What to work on
Search the data for the string "imprudencia" and gather each line it is in.

[Saved data entries]
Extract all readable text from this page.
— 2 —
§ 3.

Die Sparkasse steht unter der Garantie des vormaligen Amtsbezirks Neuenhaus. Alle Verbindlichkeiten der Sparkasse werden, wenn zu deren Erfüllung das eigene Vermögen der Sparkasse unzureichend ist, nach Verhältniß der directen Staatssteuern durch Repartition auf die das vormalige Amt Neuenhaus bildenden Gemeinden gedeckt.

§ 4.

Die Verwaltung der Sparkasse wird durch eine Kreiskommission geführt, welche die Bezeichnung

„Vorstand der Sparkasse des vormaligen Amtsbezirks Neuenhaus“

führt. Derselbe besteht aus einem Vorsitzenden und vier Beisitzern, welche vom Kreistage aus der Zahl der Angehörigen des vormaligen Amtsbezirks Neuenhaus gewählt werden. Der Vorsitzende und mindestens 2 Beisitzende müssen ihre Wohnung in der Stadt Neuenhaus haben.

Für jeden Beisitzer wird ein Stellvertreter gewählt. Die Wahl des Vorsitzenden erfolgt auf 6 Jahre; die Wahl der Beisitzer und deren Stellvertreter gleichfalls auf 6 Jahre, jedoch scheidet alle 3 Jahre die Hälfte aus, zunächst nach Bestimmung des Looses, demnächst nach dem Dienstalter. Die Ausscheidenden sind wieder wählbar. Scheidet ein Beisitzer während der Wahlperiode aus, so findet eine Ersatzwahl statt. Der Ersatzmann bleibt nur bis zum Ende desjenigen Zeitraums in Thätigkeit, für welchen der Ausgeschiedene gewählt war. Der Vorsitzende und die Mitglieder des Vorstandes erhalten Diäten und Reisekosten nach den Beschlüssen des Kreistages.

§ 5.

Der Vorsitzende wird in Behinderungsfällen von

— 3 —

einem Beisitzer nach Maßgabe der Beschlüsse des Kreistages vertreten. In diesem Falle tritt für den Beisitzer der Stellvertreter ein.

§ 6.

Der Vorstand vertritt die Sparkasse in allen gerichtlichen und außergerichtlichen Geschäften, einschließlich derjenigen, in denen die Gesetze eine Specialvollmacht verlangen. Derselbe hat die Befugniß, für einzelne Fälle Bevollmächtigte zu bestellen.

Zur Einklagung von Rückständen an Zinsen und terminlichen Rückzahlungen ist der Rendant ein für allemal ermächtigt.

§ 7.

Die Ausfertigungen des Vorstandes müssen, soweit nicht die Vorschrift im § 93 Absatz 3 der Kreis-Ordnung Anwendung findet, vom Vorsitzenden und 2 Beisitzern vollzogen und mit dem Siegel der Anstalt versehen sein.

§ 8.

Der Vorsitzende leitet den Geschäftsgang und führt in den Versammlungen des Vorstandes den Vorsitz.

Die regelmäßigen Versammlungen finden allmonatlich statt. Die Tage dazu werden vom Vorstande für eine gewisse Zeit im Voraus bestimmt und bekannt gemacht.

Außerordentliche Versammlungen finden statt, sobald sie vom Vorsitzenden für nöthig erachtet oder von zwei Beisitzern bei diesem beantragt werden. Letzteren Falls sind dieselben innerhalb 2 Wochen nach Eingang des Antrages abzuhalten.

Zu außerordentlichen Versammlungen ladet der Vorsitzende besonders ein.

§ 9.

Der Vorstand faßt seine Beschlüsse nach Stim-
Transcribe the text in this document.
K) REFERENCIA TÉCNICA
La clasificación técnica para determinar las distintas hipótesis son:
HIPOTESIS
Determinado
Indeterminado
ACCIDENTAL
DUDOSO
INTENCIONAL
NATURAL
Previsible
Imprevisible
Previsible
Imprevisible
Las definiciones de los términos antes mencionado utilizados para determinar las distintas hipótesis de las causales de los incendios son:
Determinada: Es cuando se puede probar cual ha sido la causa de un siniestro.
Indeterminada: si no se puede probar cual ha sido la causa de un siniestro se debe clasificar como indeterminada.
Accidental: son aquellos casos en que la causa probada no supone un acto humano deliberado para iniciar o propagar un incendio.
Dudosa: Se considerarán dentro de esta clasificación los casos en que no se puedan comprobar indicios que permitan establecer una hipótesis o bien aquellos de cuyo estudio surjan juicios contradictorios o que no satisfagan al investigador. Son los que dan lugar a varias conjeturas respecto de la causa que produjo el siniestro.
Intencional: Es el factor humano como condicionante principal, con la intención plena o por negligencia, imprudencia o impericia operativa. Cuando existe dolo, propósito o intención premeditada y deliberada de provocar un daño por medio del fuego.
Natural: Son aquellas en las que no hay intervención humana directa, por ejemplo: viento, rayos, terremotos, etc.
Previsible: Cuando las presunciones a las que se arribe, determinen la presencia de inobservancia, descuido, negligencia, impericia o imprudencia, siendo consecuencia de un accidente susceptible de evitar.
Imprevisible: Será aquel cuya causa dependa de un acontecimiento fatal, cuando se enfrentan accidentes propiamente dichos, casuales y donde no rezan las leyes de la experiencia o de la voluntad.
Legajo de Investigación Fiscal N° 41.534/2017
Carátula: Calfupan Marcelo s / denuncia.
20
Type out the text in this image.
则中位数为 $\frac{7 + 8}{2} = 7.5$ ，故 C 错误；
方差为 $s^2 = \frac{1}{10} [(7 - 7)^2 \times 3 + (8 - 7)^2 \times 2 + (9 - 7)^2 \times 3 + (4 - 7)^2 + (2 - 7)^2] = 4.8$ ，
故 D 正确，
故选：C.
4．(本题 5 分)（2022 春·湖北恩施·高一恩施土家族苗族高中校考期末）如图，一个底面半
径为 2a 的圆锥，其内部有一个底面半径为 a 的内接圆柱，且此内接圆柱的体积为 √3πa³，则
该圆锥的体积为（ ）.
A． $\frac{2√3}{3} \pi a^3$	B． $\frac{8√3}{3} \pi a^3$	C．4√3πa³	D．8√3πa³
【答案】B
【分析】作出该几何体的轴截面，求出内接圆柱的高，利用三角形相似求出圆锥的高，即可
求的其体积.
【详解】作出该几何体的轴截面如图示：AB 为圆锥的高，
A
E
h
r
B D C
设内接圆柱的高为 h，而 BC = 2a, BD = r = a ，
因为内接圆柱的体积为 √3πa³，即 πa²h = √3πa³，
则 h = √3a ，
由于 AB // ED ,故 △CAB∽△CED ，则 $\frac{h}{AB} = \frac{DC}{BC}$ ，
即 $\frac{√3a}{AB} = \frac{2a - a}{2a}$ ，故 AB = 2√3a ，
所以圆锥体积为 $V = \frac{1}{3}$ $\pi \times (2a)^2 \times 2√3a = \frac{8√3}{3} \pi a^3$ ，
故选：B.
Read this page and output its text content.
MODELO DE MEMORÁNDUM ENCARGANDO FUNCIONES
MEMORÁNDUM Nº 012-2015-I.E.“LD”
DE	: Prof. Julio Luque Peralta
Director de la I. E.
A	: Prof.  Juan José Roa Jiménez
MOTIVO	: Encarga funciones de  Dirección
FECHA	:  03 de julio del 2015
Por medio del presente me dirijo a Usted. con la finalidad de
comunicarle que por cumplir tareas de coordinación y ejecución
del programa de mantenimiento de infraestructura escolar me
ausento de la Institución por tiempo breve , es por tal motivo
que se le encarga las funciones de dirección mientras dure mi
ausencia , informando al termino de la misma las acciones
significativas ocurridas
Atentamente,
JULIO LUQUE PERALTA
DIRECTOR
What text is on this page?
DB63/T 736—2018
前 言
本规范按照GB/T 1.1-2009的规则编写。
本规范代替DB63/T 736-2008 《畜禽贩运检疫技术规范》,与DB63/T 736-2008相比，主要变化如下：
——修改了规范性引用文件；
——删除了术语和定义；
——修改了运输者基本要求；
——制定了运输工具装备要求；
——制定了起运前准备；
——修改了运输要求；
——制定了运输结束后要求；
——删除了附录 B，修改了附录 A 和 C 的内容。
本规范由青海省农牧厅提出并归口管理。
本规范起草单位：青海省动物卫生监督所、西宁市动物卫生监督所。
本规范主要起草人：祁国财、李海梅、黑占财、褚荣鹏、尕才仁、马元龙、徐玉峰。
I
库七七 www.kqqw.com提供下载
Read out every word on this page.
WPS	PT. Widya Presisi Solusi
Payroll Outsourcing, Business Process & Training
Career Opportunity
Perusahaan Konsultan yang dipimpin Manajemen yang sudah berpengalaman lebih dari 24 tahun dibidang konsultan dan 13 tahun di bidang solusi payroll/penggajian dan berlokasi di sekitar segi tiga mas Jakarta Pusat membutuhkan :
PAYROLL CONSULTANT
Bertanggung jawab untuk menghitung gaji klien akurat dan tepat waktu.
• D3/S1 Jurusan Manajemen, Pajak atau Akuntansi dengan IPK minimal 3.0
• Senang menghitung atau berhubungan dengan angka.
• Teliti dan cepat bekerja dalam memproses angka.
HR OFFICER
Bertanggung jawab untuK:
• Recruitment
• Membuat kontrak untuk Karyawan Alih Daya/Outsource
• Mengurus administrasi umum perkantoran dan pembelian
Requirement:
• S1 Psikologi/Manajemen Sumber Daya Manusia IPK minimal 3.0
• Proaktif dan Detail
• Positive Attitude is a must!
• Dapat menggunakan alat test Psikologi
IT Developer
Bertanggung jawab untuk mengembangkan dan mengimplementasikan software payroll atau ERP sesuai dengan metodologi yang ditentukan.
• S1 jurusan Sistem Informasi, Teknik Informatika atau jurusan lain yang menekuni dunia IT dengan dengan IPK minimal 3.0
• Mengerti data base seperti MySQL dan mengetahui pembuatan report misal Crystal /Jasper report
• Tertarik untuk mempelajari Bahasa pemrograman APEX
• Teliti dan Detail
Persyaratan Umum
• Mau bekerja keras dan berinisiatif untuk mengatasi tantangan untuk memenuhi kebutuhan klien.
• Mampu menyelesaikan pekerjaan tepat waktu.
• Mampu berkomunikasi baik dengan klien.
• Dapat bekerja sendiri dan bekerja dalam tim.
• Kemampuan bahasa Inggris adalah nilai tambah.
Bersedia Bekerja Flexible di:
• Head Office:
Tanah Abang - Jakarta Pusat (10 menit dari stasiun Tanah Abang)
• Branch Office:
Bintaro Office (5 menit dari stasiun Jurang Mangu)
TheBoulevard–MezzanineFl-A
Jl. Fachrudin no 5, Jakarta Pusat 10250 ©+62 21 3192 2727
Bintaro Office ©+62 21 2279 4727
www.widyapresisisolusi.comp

Full answer
Intencional: Es el factor humano como condicionante principal, con la intención plena o por negligencia, imprudencia o impericia operativa. Cuando existe dolo, propósito o intención premeditada y deliberada de provocar un daño por medio del fuego.
Previsible: Cuando las presunciones a las que se arribe, determinen la presencia de inobservancia, descuido, negligencia, impericia o imprudencia, siendo consecuencia de un accidente susceptible de evitar.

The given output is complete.